Supplied records:
######

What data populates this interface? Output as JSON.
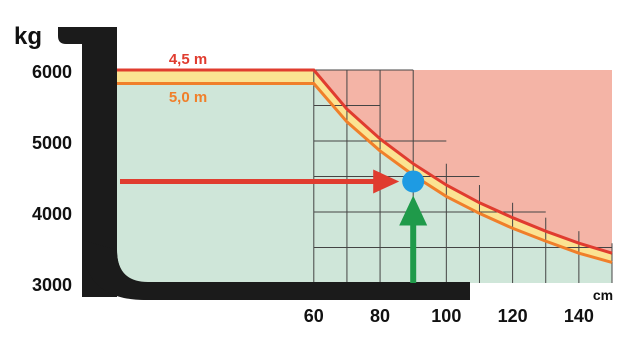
{
  "chart_data": {
    "type": "line",
    "title": "",
    "ylabel": "kg",
    "xlabel": "cm",
    "xlim": [
      0,
      150
    ],
    "ylim": [
      3000,
      6000
    ],
    "x_ticks": [
      60,
      80,
      100,
      120,
      140
    ],
    "x_tick_labels": [
      "60",
      "80",
      "100",
      "120",
      "140"
    ],
    "y_ticks": [
      3000,
      4000,
      5000,
      6000
    ],
    "y_tick_labels": [
      "3000",
      "4000",
      "5000",
      "6000"
    ],
    "grid": true,
    "legend": "inline labels on curves",
    "series": [
      {
        "name": "4,5 m",
        "color": "#e03c2f",
        "x": [
          0,
          60,
          70,
          80,
          90,
          100,
          110,
          120,
          130,
          140,
          150
        ],
        "y": [
          6000,
          6000,
          5450,
          5030,
          4680,
          4380,
          4130,
          3920,
          3730,
          3560,
          3420
        ]
      },
      {
        "name": "5,0 m",
        "color": "#f07f2a",
        "x": [
          0,
          60,
          70,
          80,
          90,
          100,
          110,
          120,
          130,
          140,
          150
        ],
        "y": [
          5810,
          5810,
          5270,
          4860,
          4520,
          4220,
          3980,
          3770,
          3590,
          3420,
          3290
        ]
      }
    ],
    "annotations": [
      {
        "type": "point",
        "x": 90,
        "y": 4430,
        "color": "#1e9be3"
      },
      {
        "type": "arrow",
        "direction": "right",
        "at_y": 4430,
        "from_x": 0,
        "to_x": 90,
        "color": "#e03c2f"
      },
      {
        "type": "arrow",
        "direction": "up",
        "at_x": 90,
        "from_y": 3000,
        "to_y": 4430,
        "color": "#1f9a4a"
      }
    ],
    "colors": {
      "safe_area": "#cfe6d9",
      "unsafe_area": "#f4b4a6",
      "band_fill": "#fbe392",
      "frame": "#1b1b1b",
      "grid": "#444444"
    }
  }
}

######

Restate the whole listing above exactly, please, omitting every image.

What data populates this interface? Output as JSON.
{
  "chart_data": {
    "type": "line",
    "title": "",
    "ylabel": "kg",
    "xlabel": "cm",
    "xlim": [
      0,
      150
    ],
    "ylim": [
      3000,
      6000
    ],
    "x_ticks": [
      60,
      80,
      100,
      120,
      140
    ],
    "x_tick_labels": [
      "60",
      "80",
      "100",
      "120",
      "140"
    ],
    "y_ticks": [
      3000,
      4000,
      5000,
      6000
    ],
    "y_tick_labels": [
      "3000",
      "4000",
      "5000",
      "6000"
    ],
    "grid": true,
    "legend": "inline labels on curves",
    "series": [
      {
        "name": "4,5 m",
        "color": "#e03c2f",
        "x": [
          0,
          60,
          70,
          80,
          90,
          100,
          110,
          120,
          130,
          140,
          150
        ],
        "y": [
          6000,
          6000,
          5450,
          5030,
          4680,
          4380,
          4130,
          3920,
          3730,
          3560,
          3420
        ]
      },
      {
        "name": "5,0 m",
        "color": "#f07f2a",
        "x": [
          0,
          60,
          70,
          80,
          90,
          100,
          110,
          120,
          130,
          140,
          150
        ],
        "y": [
          5810,
          5810,
          5270,
          4860,
          4520,
          4220,
          3980,
          3770,
          3590,
          3420,
          3290
        ]
      }
    ],
    "annotations": [
      {
        "type": "point",
        "x": 90,
        "y": 4430,
        "color": "#1e9be3"
      },
      {
        "type": "arrow",
        "direction": "right",
        "at_y": 4430,
        "from_x": 0,
        "to_x": 90,
        "color": "#e03c2f"
      },
      {
        "type": "arrow",
        "direction": "up",
        "at_x": 90,
        "from_y": 3000,
        "to_y": 4430,
        "color": "#1f9a4a"
      }
    ],
    "colors": {
      "safe_area": "#cfe6d9",
      "unsafe_area": "#f4b4a6",
      "band_fill": "#fbe392",
      "frame": "#1b1b1b",
      "grid": "#444444"
    }
  }
}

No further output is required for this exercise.